Entries taken from a collection:
++++++++
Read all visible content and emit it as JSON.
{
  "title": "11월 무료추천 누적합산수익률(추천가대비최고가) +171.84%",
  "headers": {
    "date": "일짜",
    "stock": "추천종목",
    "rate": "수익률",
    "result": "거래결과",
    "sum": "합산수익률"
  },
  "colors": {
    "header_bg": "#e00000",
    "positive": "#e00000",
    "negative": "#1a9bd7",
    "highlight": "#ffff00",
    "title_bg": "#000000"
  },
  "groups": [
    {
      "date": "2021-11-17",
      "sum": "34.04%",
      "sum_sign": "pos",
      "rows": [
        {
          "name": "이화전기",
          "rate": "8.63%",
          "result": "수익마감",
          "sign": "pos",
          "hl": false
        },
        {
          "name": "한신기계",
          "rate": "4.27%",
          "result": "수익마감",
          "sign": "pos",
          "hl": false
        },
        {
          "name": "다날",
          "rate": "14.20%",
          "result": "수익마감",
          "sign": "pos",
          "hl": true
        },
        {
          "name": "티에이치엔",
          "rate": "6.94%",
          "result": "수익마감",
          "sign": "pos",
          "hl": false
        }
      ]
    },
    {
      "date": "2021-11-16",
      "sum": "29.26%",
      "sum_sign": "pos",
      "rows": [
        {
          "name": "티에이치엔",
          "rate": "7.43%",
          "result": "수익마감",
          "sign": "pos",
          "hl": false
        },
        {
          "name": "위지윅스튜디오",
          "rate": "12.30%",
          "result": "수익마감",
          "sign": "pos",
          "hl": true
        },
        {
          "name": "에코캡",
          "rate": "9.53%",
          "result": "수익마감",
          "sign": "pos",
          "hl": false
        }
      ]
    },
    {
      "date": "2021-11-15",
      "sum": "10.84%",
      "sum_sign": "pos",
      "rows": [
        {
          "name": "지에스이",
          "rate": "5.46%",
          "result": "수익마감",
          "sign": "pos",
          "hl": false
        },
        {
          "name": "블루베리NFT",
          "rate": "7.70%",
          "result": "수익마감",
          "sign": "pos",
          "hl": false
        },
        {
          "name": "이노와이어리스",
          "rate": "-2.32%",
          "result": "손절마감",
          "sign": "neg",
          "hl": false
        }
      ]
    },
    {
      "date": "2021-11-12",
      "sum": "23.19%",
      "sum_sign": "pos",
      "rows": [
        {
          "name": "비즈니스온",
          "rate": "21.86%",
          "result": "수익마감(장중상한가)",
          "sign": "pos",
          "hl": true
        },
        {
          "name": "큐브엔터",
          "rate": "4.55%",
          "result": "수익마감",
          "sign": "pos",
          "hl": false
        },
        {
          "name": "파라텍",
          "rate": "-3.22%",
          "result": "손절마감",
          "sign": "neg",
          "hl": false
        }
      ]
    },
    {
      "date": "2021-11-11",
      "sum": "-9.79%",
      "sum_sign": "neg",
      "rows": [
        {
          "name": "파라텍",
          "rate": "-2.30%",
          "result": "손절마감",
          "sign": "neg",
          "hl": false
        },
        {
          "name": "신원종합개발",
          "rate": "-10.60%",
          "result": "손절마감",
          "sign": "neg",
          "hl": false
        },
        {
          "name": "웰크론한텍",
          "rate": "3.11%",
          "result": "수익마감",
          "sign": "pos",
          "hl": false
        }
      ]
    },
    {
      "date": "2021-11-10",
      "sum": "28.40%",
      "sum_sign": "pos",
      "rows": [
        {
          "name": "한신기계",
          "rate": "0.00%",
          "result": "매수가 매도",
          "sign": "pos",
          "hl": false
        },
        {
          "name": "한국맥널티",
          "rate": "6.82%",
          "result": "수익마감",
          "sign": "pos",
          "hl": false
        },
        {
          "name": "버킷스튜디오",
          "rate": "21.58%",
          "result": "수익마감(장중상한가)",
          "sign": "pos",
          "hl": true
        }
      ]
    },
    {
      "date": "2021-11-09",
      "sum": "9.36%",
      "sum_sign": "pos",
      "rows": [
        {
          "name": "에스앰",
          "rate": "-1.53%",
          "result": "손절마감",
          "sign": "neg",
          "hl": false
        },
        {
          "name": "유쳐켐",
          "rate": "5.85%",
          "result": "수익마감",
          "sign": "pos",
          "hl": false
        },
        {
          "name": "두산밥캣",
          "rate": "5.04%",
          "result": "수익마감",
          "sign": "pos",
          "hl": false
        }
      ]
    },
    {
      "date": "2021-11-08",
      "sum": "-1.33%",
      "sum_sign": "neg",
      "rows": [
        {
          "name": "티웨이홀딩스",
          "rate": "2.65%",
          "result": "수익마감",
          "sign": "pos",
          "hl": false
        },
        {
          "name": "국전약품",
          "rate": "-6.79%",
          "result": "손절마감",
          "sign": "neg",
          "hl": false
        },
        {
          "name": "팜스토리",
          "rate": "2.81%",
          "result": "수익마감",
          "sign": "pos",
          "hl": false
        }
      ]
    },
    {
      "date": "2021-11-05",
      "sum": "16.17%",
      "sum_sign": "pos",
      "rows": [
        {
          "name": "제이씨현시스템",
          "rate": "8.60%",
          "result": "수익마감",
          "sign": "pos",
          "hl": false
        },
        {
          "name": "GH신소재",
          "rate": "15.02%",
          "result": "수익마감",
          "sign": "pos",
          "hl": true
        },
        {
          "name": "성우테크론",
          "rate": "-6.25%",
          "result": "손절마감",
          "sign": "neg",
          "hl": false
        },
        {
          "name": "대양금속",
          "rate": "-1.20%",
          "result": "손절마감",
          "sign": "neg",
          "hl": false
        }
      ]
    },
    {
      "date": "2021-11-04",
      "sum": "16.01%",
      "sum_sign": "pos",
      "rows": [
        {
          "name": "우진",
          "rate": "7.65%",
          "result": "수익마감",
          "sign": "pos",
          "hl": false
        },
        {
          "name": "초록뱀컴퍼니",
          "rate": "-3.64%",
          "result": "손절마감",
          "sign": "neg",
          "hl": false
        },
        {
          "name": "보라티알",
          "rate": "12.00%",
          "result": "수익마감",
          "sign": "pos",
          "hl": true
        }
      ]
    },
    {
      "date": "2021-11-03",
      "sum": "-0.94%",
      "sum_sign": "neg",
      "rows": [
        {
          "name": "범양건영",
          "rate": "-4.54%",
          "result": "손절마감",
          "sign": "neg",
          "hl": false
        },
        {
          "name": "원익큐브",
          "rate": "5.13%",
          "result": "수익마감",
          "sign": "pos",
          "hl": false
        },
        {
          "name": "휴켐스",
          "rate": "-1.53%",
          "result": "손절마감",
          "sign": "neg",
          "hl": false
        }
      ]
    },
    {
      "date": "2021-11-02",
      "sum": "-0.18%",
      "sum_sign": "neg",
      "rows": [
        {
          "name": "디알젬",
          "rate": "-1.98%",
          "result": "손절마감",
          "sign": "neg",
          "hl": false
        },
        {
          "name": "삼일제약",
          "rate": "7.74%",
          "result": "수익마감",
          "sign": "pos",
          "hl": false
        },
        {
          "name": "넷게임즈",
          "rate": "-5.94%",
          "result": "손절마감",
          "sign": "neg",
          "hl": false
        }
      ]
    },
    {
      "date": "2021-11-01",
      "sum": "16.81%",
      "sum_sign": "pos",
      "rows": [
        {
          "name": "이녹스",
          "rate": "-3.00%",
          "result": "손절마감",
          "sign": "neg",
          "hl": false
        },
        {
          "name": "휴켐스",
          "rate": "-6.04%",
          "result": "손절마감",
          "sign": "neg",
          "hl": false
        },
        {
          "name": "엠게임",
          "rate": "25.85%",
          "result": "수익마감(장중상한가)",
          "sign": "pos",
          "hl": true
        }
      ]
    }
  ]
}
++++++++
[Task to carry out]
Could you reproduce every record above exactly as it appears?

[Final answer]
Read all visible content and emit it as JSON.
{
  "title": "11월 무료추천 누적합산수익률(추천가대비최고가) +171.84%",
  "headers": {
    "date": "일짜",
    "stock": "추천종목",
    "rate": "수익률",
    "result": "거래결과",
    "sum": "합산수익률"
  },
  "colors": {
    "header_bg": "#e00000",
    "positive": "#e00000",
    "negative": "#1a9bd7",
    "highlight": "#ffff00",
    "title_bg": "#000000"
  },
  "groups": [
    {
      "date": "2021-11-17",
      "sum": "34.04%",
      "sum_sign": "pos",
      "rows": [
        {
          "name": "이화전기",
          "rate": "8.63%",
          "result": "수익마감",
          "sign": "pos",
          "hl": false
        },
        {
          "name": "한신기계",
          "rate": "4.27%",
          "result": "수익마감",
          "sign": "pos",
          "hl": false
        },
        {
          "name": "다날",
          "rate": "14.20%",
          "result": "수익마감",
          "sign": "pos",
          "hl": true
        },
        {
          "name": "티에이치엔",
          "rate": "6.94%",
          "result": "수익마감",
          "sign": "pos",
          "hl": false
        }
      ]
    },
    {
      "date": "2021-11-16",
      "sum": "29.26%",
      "sum_sign": "pos",
      "rows": [
        {
          "name": "티에이치엔",
          "rate": "7.43%",
          "result": "수익마감",
          "sign": "pos",
          "hl": false
        },
        {
          "name": "위지윅스튜디오",
          "rate": "12.30%",
          "result": "수익마감",
          "sign": "pos",
          "hl": true
        },
        {
          "name": "에코캡",
          "rate": "9.53%",
          "result": "수익마감",
          "sign": "pos",
          "hl": false
        }
      ]
    },
    {
      "date": "2021-11-15",
      "sum": "10.84%",
      "sum_sign": "pos",
      "rows": [
        {
          "name": "지에스이",
          "rate": "5.46%",
          "result": "수익마감",
          "sign": "pos",
          "hl": false
        },
        {
          "name": "블루베리NFT",
          "rate": "7.70%",
          "result": "수익마감",
          "sign": "pos",
          "hl": false
        },
        {
          "name": "이노와이어리스",
          "rate": "-2.32%",
          "result": "손절마감",
          "sign": "neg",
          "hl": false
        }
      ]
    },
    {
      "date": "2021-11-12",
      "sum": "23.19%",
      "sum_sign": "pos",
      "rows": [
        {
          "name": "비즈니스온",
          "rate": "21.86%",
          "result": "수익마감(장중상한가)",
          "sign": "pos",
          "hl": true
        },
        {
          "name": "큐브엔터",
          "rate": "4.55%",
          "result": "수익마감",
          "sign": "pos",
          "hl": false
        },
        {
          "name": "파라텍",
          "rate": "-3.22%",
          "result": "손절마감",
          "sign": "neg",
          "hl": false
        }
      ]
    },
    {
      "date": "2021-11-11",
      "sum": "-9.79%",
      "sum_sign": "neg",
      "rows": [
        {
          "name": "파라텍",
          "rate": "-2.30%",
          "result": "손절마감",
          "sign": "neg",
          "hl": false
        },
        {
          "name": "신원종합개발",
          "rate": "-10.60%",
          "result": "손절마감",
          "sign": "neg",
          "hl": false
        },
        {
          "name": "웰크론한텍",
          "rate": "3.11%",
          "result": "수익마감",
          "sign": "pos",
          "hl": false
        }
      ]
    },
    {
      "date": "2021-11-10",
      "sum": "28.40%",
      "sum_sign": "pos",
      "rows": [
        {
          "name": "한신기계",
          "rate": "0.00%",
          "result": "매수가 매도",
          "sign": "pos",
          "hl": false
        },
        {
          "name": "한국맥널티",
          "rate": "6.82%",
          "result": "수익마감",
          "sign": "pos",
          "hl": false
        },
        {
          "name": "버킷스튜디오",
          "rate": "21.58%",
          "result": "수익마감(장중상한가)",
          "sign": "pos",
          "hl": true
        }
      ]
    },
    {
      "date": "2021-11-09",
      "sum": "9.36%",
      "sum_sign": "pos",
      "rows": [
        {
          "name": "에스앰",
          "rate": "-1.53%",
          "result": "손절마감",
          "sign": "neg",
          "hl": false
        },
        {
          "name": "유쳐켐",
          "rate": "5.85%",
          "result": "수익마감",
          "sign": "pos",
          "hl": false
        },
        {
          "name": "두산밥캣",
          "rate": "5.04%",
          "result": "수익마감",
          "sign": "pos",
          "hl": false
        }
      ]
    },
    {
      "date": "2021-11-08",
      "sum": "-1.33%",
      "sum_sign": "neg",
      "rows": [
        {
          "name": "티웨이홀딩스",
          "rate": "2.65%",
          "result": "수익마감",
          "sign": "pos",
          "hl": false
        },
        {
          "name": "국전약품",
          "rate": "-6.79%",
          "result": "손절마감",
          "sign": "neg",
          "hl": false
        },
        {
          "name": "팜스토리",
          "rate": "2.81%",
          "result": "수익마감",
          "sign": "pos",
          "hl": false
        }
      ]
    },
    {
      "date": "2021-11-05",
      "sum": "16.17%",
      "sum_sign": "pos",
      "rows": [
        {
          "name": "제이씨현시스템",
          "rate": "8.60%",
          "result": "수익마감",
          "sign": "pos",
          "hl": false
        },
        {
          "name": "GH신소재",
          "rate": "15.02%",
          "result": "수익마감",
          "sign": "pos",
          "hl": true
        },
        {
          "name": "성우테크론",
          "rate": "-6.25%",
          "result": "손절마감",
          "sign": "neg",
          "hl": false
        },
        {
          "name": "대양금속",
          "rate": "-1.20%",
          "result": "손절마감",
          "sign": "neg",
          "hl": false
        }
      ]
    },
    {
      "date": "2021-11-04",
      "sum": "16.01%",
      "sum_sign": "pos",
      "rows": [
        {
          "name": "우진",
          "rate": "7.65%",
          "result": "수익마감",
          "sign": "pos",
          "hl": false
        },
        {
          "name": "초록뱀컴퍼니",
          "rate": "-3.64%",
          "result": "손절마감",
          "sign": "neg",
          "hl": false
        },
        {
          "name": "보라티알",
          "rate": "12.00%",
          "result": "수익마감",
          "sign": "pos",
          "hl": true
        }
      ]
    },
    {
      "date": "2021-11-03",
      "sum": "-0.94%",
      "sum_sign": "neg",
      "rows": [
        {
          "name": "범양건영",
          "rate": "-4.54%",
          "result": "손절마감",
          "sign": "neg",
          "hl": false
        },
        {
          "name": "원익큐브",
          "rate": "5.13%",
          "result": "수익마감",
          "sign": "pos",
          "hl": false
        },
        {
          "name": "휴켐스",
          "rate": "-1.53%",
          "result": "손절마감",
          "sign": "neg",
          "hl": false
        }
      ]
    },
    {
      "date": "2021-11-02",
      "sum": "-0.18%",
      "sum_sign": "neg",
      "rows": [
        {
          "name": "디알젬",
          "rate": "-1.98%",
          "result": "손절마감",
          "sign": "neg",
          "hl": false
        },
        {
          "name": "삼일제약",
          "rate": "7.74%",
          "result": "수익마감",
          "sign": "pos",
          "hl": false
        },
        {
          "name": "넷게임즈",
          "rate": "-5.94%",
          "result": "손절마감",
          "sign": "neg",
          "hl": false
        }
      ]
    },
    {
      "date": "2021-11-01",
      "sum": "16.81%",
      "sum_sign": "pos",
      "rows": [
        {
          "name": "이녹스",
          "rate": "-3.00%",
          "result": "손절마감",
          "sign": "neg",
          "hl": false
        },
        {
          "name": "휴켐스",
          "rate": "-6.04%",
          "result": "손절마감",
          "sign": "neg",
          "hl": false
        },
        {
          "name": "엠게임",
          "rate": "25.85%",
          "result": "수익마감(장중상한가)",
          "sign": "pos",
          "hl": true
        }
      ]
    }
  ]
}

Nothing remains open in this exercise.